— Start of DATASET EXTRACT —

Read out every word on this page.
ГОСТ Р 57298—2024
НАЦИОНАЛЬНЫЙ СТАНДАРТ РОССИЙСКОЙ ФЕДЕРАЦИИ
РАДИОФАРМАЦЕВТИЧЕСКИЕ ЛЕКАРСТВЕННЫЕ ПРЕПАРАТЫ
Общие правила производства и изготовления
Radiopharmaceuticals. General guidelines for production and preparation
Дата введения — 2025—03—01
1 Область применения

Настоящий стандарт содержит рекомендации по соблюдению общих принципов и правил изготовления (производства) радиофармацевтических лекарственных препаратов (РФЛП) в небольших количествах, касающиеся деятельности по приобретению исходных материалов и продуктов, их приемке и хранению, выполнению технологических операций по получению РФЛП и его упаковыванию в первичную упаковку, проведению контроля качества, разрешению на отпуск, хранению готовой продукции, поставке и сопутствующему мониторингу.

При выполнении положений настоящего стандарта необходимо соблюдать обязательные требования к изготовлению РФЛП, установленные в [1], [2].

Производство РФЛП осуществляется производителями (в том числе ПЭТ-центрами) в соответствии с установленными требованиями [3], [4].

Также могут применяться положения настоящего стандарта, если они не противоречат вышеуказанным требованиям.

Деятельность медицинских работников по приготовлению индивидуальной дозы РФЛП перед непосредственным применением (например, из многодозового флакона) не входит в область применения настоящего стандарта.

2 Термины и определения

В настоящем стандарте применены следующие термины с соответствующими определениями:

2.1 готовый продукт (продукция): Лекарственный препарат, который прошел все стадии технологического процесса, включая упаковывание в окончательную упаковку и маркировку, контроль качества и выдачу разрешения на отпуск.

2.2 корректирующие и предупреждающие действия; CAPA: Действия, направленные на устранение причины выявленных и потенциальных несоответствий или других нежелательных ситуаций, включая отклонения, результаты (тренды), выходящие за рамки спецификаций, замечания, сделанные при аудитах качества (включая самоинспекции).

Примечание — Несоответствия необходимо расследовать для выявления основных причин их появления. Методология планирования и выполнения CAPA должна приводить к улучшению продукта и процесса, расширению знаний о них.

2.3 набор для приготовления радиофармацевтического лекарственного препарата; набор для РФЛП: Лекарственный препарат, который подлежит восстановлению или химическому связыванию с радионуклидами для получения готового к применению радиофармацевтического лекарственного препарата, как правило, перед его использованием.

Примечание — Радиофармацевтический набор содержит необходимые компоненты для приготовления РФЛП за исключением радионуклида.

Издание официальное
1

— End of DATASET EXTRACT —

EXERCISE DIRECTIONS
Return every record above exactly as it appears.

RESULT
Read out every word on this page.
ГОСТ Р 57298—2024
НАЦИОНАЛЬНЫЙ СТАНДАРТ РОССИЙСКОЙ ФЕДЕРАЦИИ
РАДИОФАРМАЦЕВТИЧЕСКИЕ ЛЕКАРСТВЕННЫЕ ПРЕПАРАТЫ
Общие правила производства и изготовления
Radiopharmaceuticals. General guidelines for production and preparation
Дата введения — 2025—03—01
1 Область применения

Настоящий стандарт содержит рекомендации по соблюдению общих принципов и правил изготовления (производства) радиофармацевтических лекарственных препаратов (РФЛП) в небольших количествах, касающиеся деятельности по приобретению исходных материалов и продуктов, их приемке и хранению, выполнению технологических операций по получению РФЛП и его упаковыванию в первичную упаковку, проведению контроля качества, разрешению на отпуск, хранению готовой продукции, поставке и сопутствующему мониторингу.

При выполнении положений настоящего стандарта необходимо соблюдать обязательные требования к изготовлению РФЛП, установленные в [1], [2].

Производство РФЛП осуществляется производителями (в том числе ПЭТ-центрами) в соответствии с установленными требованиями [3], [4].

Также могут применяться положения настоящего стандарта, если они не противоречат вышеуказанным требованиям.

Деятельность медицинских работников по приготовлению индивидуальной дозы РФЛП перед непосредственным применением (например, из многодозового флакона) не входит в область применения настоящего стандарта.

2 Термины и определения

В настоящем стандарте применены следующие термины с соответствующими определениями:

2.1 готовый продукт (продукция): Лекарственный препарат, который прошел все стадии технологического процесса, включая упаковывание в окончательную упаковку и маркировку, контроль качества и выдачу разрешения на отпуск.

2.2 корректирующие и предупреждающие действия; CAPA: Действия, направленные на устранение причины выявленных и потенциальных несоответствий или других нежелательных ситуаций, включая отклонения, результаты (тренды), выходящие за рамки спецификаций, замечания, сделанные при аудитах качества (включая самоинспекции).

Примечание — Несоответствия необходимо расследовать для выявления основных причин их появления. Методология планирования и выполнения CAPA должна приводить к улучшению продукта и процесса, расширению знаний о них.

2.3 набор для приготовления радиофармацевтического лекарственного препарата; набор для РФЛП: Лекарственный препарат, который подлежит восстановлению или химическому связыванию с радионуклидами для получения готового к применению радиофармацевтического лекарственного препарата, как правило, перед его использованием.

Примечание — Радиофармацевтический набор содержит необходимые компоненты для приготовления РФЛП за исключением радионуклида.

Издание официальное
1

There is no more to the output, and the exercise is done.